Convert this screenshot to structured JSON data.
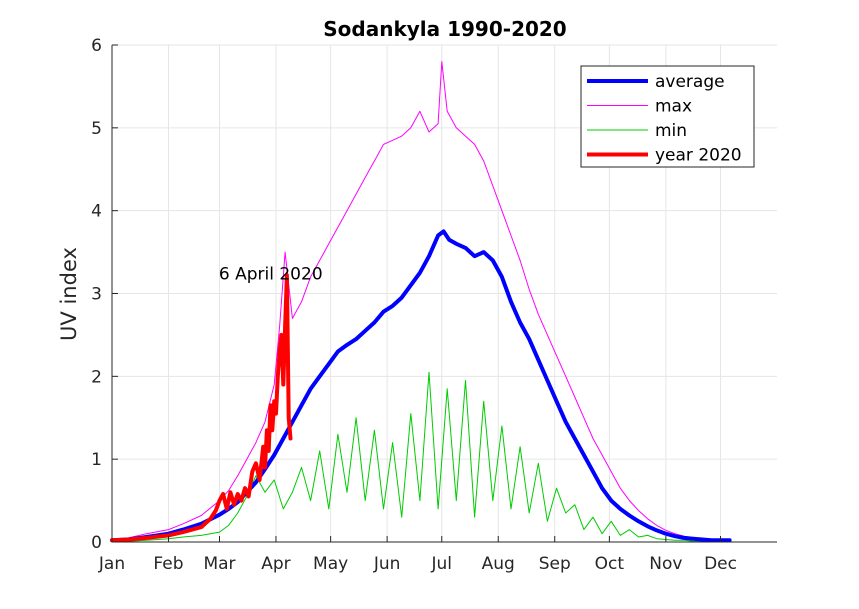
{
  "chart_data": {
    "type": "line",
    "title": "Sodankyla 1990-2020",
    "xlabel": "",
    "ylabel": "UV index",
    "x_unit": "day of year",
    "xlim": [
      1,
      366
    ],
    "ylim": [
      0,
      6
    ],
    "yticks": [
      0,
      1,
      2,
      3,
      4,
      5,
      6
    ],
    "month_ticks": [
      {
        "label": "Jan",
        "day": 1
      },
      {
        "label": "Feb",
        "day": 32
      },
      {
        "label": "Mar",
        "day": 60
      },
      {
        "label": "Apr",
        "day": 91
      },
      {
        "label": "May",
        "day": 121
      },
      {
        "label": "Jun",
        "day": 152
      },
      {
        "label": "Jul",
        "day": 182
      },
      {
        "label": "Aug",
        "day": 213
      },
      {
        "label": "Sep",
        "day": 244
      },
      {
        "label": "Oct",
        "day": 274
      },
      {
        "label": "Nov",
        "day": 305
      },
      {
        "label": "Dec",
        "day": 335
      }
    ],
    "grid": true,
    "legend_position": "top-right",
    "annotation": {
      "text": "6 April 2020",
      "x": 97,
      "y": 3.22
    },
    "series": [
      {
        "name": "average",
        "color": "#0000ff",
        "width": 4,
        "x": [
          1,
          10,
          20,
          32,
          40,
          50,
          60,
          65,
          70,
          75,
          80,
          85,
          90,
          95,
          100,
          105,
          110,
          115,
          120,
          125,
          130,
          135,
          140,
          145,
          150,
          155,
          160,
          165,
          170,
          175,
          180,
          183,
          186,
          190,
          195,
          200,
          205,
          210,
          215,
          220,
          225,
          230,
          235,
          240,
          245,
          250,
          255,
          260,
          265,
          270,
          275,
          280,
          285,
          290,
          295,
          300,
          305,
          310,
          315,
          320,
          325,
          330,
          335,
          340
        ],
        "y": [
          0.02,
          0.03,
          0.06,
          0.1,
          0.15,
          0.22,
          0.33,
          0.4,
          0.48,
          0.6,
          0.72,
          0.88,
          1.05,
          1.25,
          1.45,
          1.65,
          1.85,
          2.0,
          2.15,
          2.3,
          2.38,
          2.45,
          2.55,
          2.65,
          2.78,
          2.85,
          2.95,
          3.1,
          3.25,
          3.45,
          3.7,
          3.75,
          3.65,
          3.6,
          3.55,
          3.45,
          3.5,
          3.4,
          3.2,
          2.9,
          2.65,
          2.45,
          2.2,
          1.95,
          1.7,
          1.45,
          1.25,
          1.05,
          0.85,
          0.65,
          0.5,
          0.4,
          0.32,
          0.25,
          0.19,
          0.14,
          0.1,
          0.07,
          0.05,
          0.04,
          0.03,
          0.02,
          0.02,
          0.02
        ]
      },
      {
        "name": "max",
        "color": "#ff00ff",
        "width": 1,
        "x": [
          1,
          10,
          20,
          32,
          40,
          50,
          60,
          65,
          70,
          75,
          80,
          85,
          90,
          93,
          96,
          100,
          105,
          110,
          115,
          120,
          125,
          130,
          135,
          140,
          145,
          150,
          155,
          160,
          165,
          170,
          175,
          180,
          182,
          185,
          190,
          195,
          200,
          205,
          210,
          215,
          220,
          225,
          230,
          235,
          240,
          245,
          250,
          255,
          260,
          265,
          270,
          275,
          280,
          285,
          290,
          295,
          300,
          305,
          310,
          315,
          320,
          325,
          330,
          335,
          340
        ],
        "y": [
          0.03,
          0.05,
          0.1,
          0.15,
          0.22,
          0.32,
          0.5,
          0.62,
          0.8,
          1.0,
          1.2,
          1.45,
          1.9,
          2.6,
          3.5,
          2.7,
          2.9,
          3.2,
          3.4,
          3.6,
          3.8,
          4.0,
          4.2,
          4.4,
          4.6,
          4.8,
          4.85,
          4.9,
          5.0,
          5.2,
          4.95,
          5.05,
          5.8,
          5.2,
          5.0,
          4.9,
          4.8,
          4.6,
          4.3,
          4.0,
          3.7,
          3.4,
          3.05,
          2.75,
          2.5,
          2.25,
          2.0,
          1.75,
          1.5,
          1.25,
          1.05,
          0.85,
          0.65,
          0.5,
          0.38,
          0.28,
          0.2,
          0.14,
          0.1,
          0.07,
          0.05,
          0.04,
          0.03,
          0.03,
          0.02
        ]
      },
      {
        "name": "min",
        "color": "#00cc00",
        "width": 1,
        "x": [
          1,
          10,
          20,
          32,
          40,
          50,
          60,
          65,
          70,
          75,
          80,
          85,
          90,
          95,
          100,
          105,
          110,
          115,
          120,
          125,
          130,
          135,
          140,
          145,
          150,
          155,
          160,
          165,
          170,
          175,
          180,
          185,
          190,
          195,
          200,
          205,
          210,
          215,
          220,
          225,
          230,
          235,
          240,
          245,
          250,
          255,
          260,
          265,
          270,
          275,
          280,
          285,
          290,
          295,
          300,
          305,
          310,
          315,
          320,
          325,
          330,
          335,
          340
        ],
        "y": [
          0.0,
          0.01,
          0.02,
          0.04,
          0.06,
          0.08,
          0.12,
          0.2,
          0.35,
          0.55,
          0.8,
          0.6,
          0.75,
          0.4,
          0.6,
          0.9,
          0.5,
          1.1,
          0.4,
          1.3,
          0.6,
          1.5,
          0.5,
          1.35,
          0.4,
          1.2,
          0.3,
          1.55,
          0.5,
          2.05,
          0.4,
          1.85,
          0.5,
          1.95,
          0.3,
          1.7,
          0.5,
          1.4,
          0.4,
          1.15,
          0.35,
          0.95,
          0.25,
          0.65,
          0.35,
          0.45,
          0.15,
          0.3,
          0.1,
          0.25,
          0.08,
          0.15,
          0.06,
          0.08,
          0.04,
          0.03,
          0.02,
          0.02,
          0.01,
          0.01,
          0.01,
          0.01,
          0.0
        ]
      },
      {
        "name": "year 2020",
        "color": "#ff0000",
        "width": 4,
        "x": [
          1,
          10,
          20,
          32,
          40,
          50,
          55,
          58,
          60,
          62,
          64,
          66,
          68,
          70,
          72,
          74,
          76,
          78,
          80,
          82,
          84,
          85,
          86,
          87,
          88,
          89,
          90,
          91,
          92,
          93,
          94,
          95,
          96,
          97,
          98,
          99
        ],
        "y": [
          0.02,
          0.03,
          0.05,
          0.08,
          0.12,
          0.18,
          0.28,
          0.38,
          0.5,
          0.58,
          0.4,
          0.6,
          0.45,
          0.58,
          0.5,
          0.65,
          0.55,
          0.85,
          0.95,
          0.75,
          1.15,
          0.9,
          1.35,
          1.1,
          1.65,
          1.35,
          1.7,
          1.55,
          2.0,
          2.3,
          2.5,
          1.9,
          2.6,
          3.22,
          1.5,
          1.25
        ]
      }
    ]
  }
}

--

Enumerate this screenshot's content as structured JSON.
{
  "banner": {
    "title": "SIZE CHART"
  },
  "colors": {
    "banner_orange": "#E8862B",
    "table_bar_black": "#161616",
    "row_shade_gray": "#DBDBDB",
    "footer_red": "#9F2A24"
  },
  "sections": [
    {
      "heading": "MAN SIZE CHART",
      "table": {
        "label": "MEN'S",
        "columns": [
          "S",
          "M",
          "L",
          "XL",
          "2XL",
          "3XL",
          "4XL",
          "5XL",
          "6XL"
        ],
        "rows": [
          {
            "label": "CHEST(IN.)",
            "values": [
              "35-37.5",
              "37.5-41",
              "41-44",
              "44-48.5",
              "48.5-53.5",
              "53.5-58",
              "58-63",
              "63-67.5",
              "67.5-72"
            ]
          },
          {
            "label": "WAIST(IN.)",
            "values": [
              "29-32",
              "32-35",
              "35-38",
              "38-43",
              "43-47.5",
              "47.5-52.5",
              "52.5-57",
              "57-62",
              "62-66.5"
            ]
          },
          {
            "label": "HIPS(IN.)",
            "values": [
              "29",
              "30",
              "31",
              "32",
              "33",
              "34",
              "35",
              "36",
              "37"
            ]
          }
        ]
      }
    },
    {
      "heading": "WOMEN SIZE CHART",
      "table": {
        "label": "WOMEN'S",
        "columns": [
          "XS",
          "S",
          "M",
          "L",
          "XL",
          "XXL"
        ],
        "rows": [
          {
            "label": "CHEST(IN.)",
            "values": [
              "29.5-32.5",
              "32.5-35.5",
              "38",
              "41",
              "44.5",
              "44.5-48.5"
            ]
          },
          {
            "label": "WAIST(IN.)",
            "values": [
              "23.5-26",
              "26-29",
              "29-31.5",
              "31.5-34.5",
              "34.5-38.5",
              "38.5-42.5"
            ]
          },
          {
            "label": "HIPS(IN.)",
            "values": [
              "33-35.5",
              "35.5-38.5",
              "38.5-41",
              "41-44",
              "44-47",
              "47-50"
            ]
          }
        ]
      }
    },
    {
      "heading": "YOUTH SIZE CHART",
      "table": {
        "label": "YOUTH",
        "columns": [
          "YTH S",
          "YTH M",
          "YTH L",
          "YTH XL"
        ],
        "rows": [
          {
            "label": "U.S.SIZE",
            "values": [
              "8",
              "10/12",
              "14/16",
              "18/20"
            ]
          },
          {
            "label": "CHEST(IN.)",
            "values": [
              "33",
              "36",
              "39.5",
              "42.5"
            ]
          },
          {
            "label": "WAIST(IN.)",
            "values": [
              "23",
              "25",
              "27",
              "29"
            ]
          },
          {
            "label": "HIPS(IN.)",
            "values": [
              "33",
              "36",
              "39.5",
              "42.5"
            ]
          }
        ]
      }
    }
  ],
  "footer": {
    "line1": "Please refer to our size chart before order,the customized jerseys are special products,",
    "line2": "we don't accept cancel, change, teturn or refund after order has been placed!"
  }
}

## Exercise aim
Return each line among the entries that holds the word "heading".

## Response to the task
      "heading": "MAN SIZE CHART",
      "heading": "WOMEN SIZE CHART",
      "heading": "YOUTH SIZE CHART",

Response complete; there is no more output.